**THE TASK:**
Output the entries word for word. Omit images.

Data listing
* * * *

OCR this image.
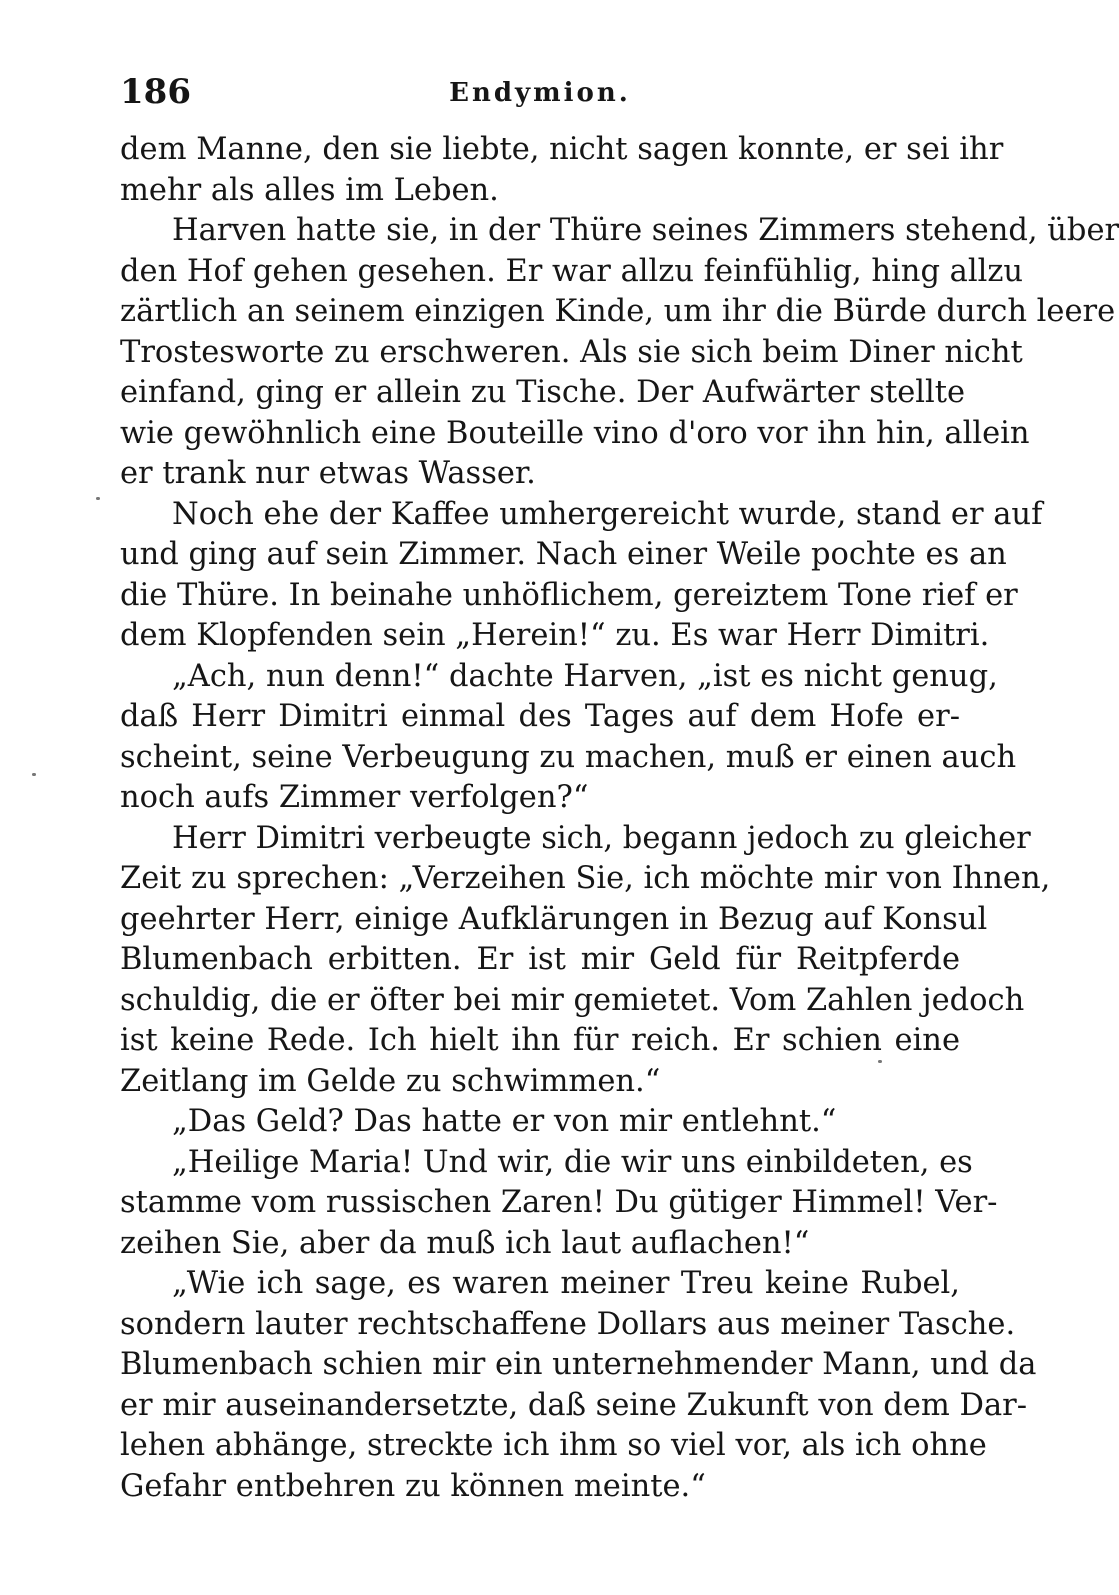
186	Endymion.
dem Manne, den sie liebte, nicht sagen konnte, er sei ihr
mehr als alles im Leben.
Harven hatte sie, in der Thüre seines Zimmers stehend, über
den Hof gehen gesehen. Er war allzu feinfühlig, hing allzu
zärtlich an seinem einzigen Kinde, um ihr die Bürde durch leere
Trostesworte zu erschweren. Als sie sich beim Diner nicht
einfand, ging er allein zu Tische. Der Aufwärter stellte
wie gewöhnlich eine Bouteille vino d'oro vor ihn hin, allein
er trank nur etwas Wasser.
Noch ehe der Kaffee umhergereicht wurde, stand er auf
und ging auf sein Zimmer. Nach einer Weile pochte es an
die Thüre. In beinahe unhöflichem, gereiztem Tone rief er
dem Klopfenden sein „Herein!“ zu. Es war Herr Dimitri.
„Ach, nun denn!“ dachte Harven, „ist es nicht genug,
daß Herr Dimitri einmal des Tages auf dem Hofe er-
scheint, seine Verbeugung zu machen, muß er einen auch
noch aufs Zimmer verfolgen?“
Herr Dimitri verbeugte sich, begann jedoch zu gleicher
Zeit zu sprechen: „Verzeihen Sie, ich möchte mir von Ihnen,
geehrter Herr, einige Aufklärungen in Bezug auf Konsul
Blumenbach erbitten. Er ist mir Geld für Reitpferde
schuldig, die er öfter bei mir gemietet. Vom Zahlen jedoch
ist keine Rede. Ich hielt ihn für reich. Er schien eine
Zeitlang im Gelde zu schwimmen.“
„Das Geld? Das hatte er von mir entlehnt.“
„Heilige Maria! Und wir, die wir uns einbildeten, es
stamme vom russischen Zaren! Du gütiger Himmel! Ver-
zeihen Sie, aber da muß ich laut auflachen!“
„Wie ich sage, es waren meiner Treu keine Rubel,
sondern lauter rechtschaffene Dollars aus meiner Tasche.
Blumenbach schien mir ein unternehmender Mann, und da
er mir auseinandersetzte, daß seine Zukunft von dem Dar-
lehen abhänge, streckte ich ihm so viel vor, als ich ohne
Gefahr entbehren zu können meinte.“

* * * *

**REPLY:**
OCR this image.
186	Endymion.
dem Manne, den sie liebte, nicht sagen konnte, er sei ihr
mehr als alles im Leben.
Harven hatte sie, in der Thüre seines Zimmers stehend, über
den Hof gehen gesehen. Er war allzu feinfühlig, hing allzu
zärtlich an seinem einzigen Kinde, um ihr die Bürde durch leere
Trostesworte zu erschweren. Als sie sich beim Diner nicht
einfand, ging er allein zu Tische. Der Aufwärter stellte
wie gewöhnlich eine Bouteille vino d'oro vor ihn hin, allein
er trank nur etwas Wasser.
Noch ehe der Kaffee umhergereicht wurde, stand er auf
und ging auf sein Zimmer. Nach einer Weile pochte es an
die Thüre. In beinahe unhöflichem, gereiztem Tone rief er
dem Klopfenden sein „Herein!“ zu. Es war Herr Dimitri.
„Ach, nun denn!“ dachte Harven, „ist es nicht genug,
daß Herr Dimitri einmal des Tages auf dem Hofe er-
scheint, seine Verbeugung zu machen, muß er einen auch
noch aufs Zimmer verfolgen?“
Herr Dimitri verbeugte sich, begann jedoch zu gleicher
Zeit zu sprechen: „Verzeihen Sie, ich möchte mir von Ihnen,
geehrter Herr, einige Aufklärungen in Bezug auf Konsul
Blumenbach erbitten. Er ist mir Geld für Reitpferde
schuldig, die er öfter bei mir gemietet. Vom Zahlen jedoch
ist keine Rede. Ich hielt ihn für reich. Er schien eine
Zeitlang im Gelde zu schwimmen.“
„Das Geld? Das hatte er von mir entlehnt.“
„Heilige Maria! Und wir, die wir uns einbildeten, es
stamme vom russischen Zaren! Du gütiger Himmel! Ver-
zeihen Sie, aber da muß ich laut auflachen!“
„Wie ich sage, es waren meiner Treu keine Rubel,
sondern lauter rechtschaffene Dollars aus meiner Tasche.
Blumenbach schien mir ein unternehmender Mann, und da
er mir auseinandersetzte, daß seine Zukunft von dem Dar-
lehen abhänge, streckte ich ihm so viel vor, als ich ohne
Gefahr entbehren zu können meinte.“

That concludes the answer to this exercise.